SET TASK> From the listing below, extract every line in which the word "image" appears.

DATA SHOWN>

....................

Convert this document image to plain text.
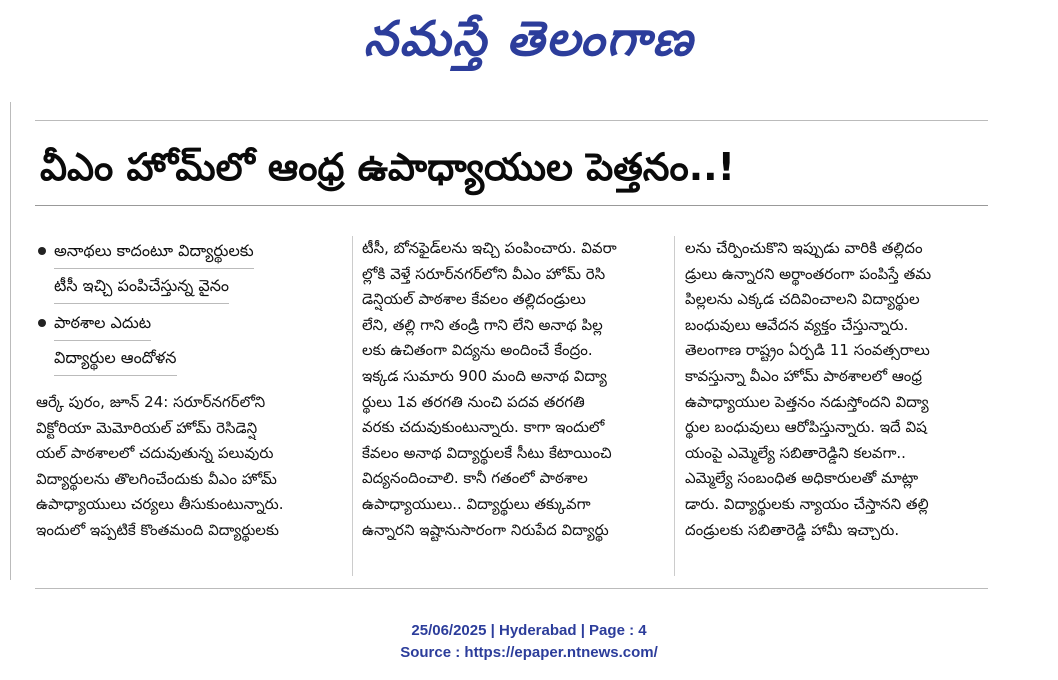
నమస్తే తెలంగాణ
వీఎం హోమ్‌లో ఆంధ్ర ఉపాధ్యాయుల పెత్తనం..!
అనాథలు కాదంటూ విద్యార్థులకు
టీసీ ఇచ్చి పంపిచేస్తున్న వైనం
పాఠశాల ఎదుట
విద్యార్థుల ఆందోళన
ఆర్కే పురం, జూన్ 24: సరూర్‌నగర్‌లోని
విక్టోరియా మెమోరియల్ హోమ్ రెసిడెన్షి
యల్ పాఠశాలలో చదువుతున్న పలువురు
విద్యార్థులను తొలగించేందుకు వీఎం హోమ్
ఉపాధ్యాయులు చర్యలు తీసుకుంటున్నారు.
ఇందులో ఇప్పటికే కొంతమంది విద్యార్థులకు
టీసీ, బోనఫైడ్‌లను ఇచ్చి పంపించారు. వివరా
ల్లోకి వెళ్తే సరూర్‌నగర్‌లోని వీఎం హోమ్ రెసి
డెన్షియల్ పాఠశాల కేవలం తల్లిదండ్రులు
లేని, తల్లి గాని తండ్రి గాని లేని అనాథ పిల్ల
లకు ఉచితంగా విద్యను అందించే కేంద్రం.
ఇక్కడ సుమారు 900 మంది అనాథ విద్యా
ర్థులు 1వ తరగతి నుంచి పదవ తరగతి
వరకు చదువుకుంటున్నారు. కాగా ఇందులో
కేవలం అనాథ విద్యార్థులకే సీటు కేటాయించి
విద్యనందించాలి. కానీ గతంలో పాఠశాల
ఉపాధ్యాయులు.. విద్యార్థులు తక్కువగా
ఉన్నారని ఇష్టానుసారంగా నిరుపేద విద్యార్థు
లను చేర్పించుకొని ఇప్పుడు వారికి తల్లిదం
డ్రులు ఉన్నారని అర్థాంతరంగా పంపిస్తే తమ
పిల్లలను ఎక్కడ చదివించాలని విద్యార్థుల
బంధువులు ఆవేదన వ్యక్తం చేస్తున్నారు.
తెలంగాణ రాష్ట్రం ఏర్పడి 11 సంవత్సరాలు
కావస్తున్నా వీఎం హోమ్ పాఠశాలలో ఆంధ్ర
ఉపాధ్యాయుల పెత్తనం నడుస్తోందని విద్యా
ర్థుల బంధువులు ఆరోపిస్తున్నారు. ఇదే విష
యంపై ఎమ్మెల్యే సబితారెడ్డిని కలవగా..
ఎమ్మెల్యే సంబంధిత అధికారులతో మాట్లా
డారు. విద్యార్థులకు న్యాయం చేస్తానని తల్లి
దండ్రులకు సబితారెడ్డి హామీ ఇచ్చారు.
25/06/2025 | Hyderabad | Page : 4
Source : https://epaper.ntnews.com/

....................

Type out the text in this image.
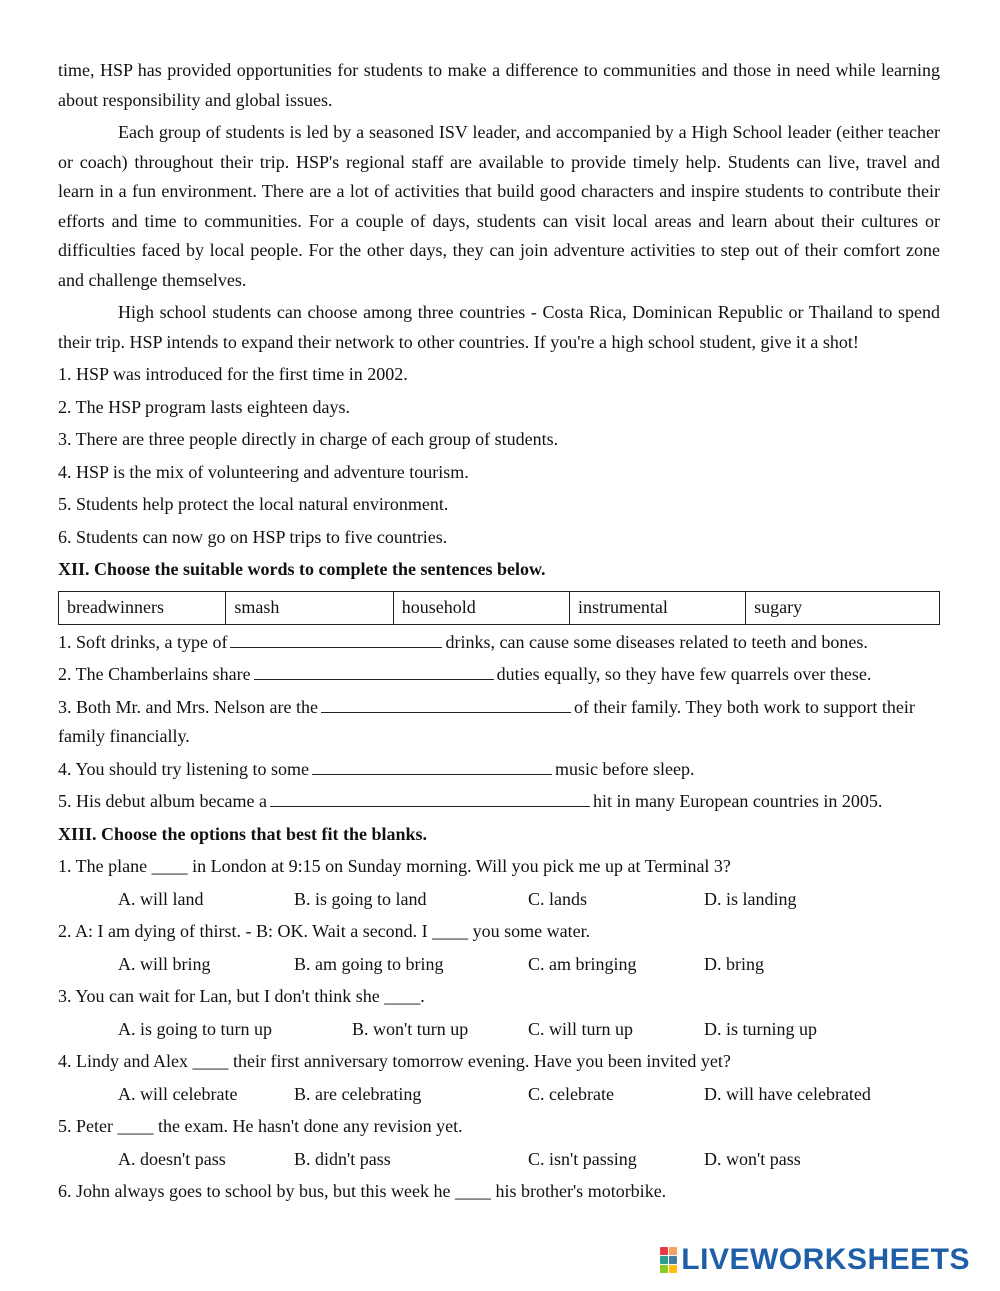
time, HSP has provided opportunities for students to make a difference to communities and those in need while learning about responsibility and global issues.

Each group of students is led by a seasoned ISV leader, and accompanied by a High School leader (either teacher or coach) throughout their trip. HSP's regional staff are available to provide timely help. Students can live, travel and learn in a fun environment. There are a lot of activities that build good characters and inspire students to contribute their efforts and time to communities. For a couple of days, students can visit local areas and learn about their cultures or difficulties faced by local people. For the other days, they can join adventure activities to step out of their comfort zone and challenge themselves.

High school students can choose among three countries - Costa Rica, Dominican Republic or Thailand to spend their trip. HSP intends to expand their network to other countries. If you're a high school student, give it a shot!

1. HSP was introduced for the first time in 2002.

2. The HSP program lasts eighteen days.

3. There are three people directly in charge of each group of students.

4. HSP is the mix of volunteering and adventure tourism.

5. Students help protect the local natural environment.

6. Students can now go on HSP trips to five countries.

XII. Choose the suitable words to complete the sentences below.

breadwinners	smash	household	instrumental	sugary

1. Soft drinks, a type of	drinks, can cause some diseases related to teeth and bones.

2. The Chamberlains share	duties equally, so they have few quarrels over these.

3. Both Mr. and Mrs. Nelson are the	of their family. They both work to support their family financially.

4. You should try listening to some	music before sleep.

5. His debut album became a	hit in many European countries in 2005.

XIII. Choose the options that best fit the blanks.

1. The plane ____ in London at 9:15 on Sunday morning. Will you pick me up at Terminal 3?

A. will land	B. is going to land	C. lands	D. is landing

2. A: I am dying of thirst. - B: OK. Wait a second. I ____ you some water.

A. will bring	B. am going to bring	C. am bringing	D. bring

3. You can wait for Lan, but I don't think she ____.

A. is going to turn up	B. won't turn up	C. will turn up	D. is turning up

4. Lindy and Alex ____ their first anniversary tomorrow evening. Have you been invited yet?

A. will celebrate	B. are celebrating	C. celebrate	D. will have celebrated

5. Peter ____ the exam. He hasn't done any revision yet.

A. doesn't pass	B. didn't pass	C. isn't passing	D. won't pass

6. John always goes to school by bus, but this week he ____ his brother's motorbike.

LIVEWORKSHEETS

....................

RESULT OF THE TASK>
Convert this document image to plain text.
Type out the text in this image.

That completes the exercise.